* STATED PROBLEM
Return the full material exactly.
___ DATA FOR THE TASK
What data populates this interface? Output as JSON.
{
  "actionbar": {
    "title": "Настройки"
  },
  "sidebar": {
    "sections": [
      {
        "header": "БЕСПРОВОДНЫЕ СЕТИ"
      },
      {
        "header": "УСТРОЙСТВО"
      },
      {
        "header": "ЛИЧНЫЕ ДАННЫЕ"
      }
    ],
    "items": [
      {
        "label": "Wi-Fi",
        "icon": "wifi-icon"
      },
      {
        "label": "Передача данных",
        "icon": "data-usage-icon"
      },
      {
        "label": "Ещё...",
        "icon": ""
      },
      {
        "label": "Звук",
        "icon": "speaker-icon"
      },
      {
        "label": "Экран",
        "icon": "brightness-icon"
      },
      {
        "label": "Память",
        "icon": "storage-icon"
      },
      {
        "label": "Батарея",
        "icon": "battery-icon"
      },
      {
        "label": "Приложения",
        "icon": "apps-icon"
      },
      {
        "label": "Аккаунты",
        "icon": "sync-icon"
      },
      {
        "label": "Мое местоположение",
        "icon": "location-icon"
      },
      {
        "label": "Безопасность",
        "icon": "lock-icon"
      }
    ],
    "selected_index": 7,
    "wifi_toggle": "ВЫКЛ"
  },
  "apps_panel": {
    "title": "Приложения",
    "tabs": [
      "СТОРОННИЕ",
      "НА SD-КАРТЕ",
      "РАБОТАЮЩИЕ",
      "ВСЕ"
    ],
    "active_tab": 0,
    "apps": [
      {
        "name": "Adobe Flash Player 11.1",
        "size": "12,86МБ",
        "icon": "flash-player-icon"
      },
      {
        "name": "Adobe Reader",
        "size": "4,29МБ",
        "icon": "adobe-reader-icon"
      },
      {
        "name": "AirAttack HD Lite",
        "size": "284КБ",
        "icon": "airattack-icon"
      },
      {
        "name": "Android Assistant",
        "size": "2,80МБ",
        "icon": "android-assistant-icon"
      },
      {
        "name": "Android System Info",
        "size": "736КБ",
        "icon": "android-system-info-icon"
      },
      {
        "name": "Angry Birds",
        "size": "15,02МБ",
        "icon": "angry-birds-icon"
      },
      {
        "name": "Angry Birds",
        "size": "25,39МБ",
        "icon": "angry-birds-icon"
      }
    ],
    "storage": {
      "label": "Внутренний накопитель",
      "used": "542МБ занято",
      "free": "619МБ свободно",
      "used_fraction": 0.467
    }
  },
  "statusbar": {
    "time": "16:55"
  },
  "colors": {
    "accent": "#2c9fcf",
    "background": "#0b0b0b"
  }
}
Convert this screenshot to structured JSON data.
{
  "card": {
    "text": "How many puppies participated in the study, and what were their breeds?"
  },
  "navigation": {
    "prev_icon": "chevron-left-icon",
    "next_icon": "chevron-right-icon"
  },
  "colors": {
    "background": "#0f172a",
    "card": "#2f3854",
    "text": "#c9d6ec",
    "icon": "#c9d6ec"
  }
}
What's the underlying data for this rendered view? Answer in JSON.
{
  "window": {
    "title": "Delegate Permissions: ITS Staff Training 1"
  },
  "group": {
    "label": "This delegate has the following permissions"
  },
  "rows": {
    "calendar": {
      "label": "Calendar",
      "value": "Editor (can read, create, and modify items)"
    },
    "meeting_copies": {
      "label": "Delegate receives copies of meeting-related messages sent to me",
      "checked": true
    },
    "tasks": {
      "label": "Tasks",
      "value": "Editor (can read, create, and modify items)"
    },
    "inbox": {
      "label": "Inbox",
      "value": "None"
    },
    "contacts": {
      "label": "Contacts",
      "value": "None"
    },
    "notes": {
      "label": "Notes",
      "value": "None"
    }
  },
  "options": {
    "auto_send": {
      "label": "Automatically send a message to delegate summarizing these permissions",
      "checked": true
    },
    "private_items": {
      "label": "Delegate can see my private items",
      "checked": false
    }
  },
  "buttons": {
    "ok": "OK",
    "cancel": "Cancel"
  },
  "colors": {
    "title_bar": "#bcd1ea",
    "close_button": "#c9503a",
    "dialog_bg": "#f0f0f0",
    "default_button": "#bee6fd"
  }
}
______
* RESULT FOR THIS EXERCISE
What data populates this interface? Output as JSON.
{
  "actionbar": {
    "title": "Настройки"
  },
  "sidebar": {
    "sections": [
      {
        "header": "БЕСПРОВОДНЫЕ СЕТИ"
      },
      {
        "header": "УСТРОЙСТВО"
      },
      {
        "header": "ЛИЧНЫЕ ДАННЫЕ"
      }
    ],
    "items": [
      {
        "label": "Wi-Fi",
        "icon": "wifi-icon"
      },
      {
        "label": "Передача данных",
        "icon": "data-usage-icon"
      },
      {
        "label": "Ещё...",
        "icon": ""
      },
      {
        "label": "Звук",
        "icon": "speaker-icon"
      },
      {
        "label": "Экран",
        "icon": "brightness-icon"
      },
      {
        "label": "Память",
        "icon": "storage-icon"
      },
      {
        "label": "Батарея",
        "icon": "battery-icon"
      },
      {
        "label": "Приложения",
        "icon": "apps-icon"
      },
      {
        "label": "Аккаунты",
        "icon": "sync-icon"
      },
      {
        "label": "Мое местоположение",
        "icon": "location-icon"
      },
      {
        "label": "Безопасность",
        "icon": "lock-icon"
      }
    ],
    "selected_index": 7,
    "wifi_toggle": "ВЫКЛ"
  },
  "apps_panel": {
    "title": "Приложения",
    "tabs": [
      "СТОРОННИЕ",
      "НА SD-КАРТЕ",
      "РАБОТАЮЩИЕ",
      "ВСЕ"
    ],
    "active_tab": 0,
    "apps": [
      {
        "name": "Adobe Flash Player 11.1",
        "size": "12,86МБ",
        "icon": "flash-player-icon"
      },
      {
        "name": "Adobe Reader",
        "size": "4,29МБ",
        "icon": "adobe-reader-icon"
      },
      {
        "name": "AirAttack HD Lite",
        "size": "284КБ",
        "icon": "airattack-icon"
      },
      {
        "name": "Android Assistant",
        "size": "2,80МБ",
        "icon": "android-assistant-icon"
      },
      {
        "name": "Android System Info",
        "size": "736КБ",
        "icon": "android-system-info-icon"
      },
      {
        "name": "Angry Birds",
        "size": "15,02МБ",
        "icon": "angry-birds-icon"
      },
      {
        "name": "Angry Birds",
        "size": "25,39МБ",
        "icon": "angry-birds-icon"
      }
    ],
    "storage": {
      "label": "Внутренний накопитель",
      "used": "542МБ занято",
      "free": "619МБ свободно",
      "used_fraction": 0.467
    }
  },
  "statusbar": {
    "time": "16:55"
  },
  "colors": {
    "accent": "#2c9fcf",
    "background": "#0b0b0b"
  }
}
Convert this screenshot to structured JSON data.
{
  "card": {
    "text": "How many puppies participated in the study, and what were their breeds?"
  },
  "navigation": {
    "prev_icon": "chevron-left-icon",
    "next_icon": "chevron-right-icon"
  },
  "colors": {
    "background": "#0f172a",
    "card": "#2f3854",
    "text": "#c9d6ec",
    "icon": "#c9d6ec"
  }
}
What's the underlying data for this rendered view? Answer in JSON.
{
  "window": {
    "title": "Delegate Permissions: ITS Staff Training 1"
  },
  "group": {
    "label": "This delegate has the following permissions"
  },
  "rows": {
    "calendar": {
      "label": "Calendar",
      "value": "Editor (can read, create, and modify items)"
    },
    "meeting_copies": {
      "label": "Delegate receives copies of meeting-related messages sent to me",
      "checked": true
    },
    "tasks": {
      "label": "Tasks",
      "value": "Editor (can read, create, and modify items)"
    },
    "inbox": {
      "label": "Inbox",
      "value": "None"
    },
    "contacts": {
      "label": "Contacts",
      "value": "None"
    },
    "notes": {
      "label": "Notes",
      "value": "None"
    }
  },
  "options": {
    "auto_send": {
      "label": "Automatically send a message to delegate summarizing these permissions",
      "checked": true
    },
    "private_items": {
      "label": "Delegate can see my private items",
      "checked": false
    }
  },
  "buttons": {
    "ok": "OK",
    "cancel": "Cancel"
  },
  "colors": {
    "title_bar": "#bcd1ea",
    "close_button": "#c9503a",
    "dialog_bg": "#f0f0f0",
    "default_button": "#bee6fd"
  }
}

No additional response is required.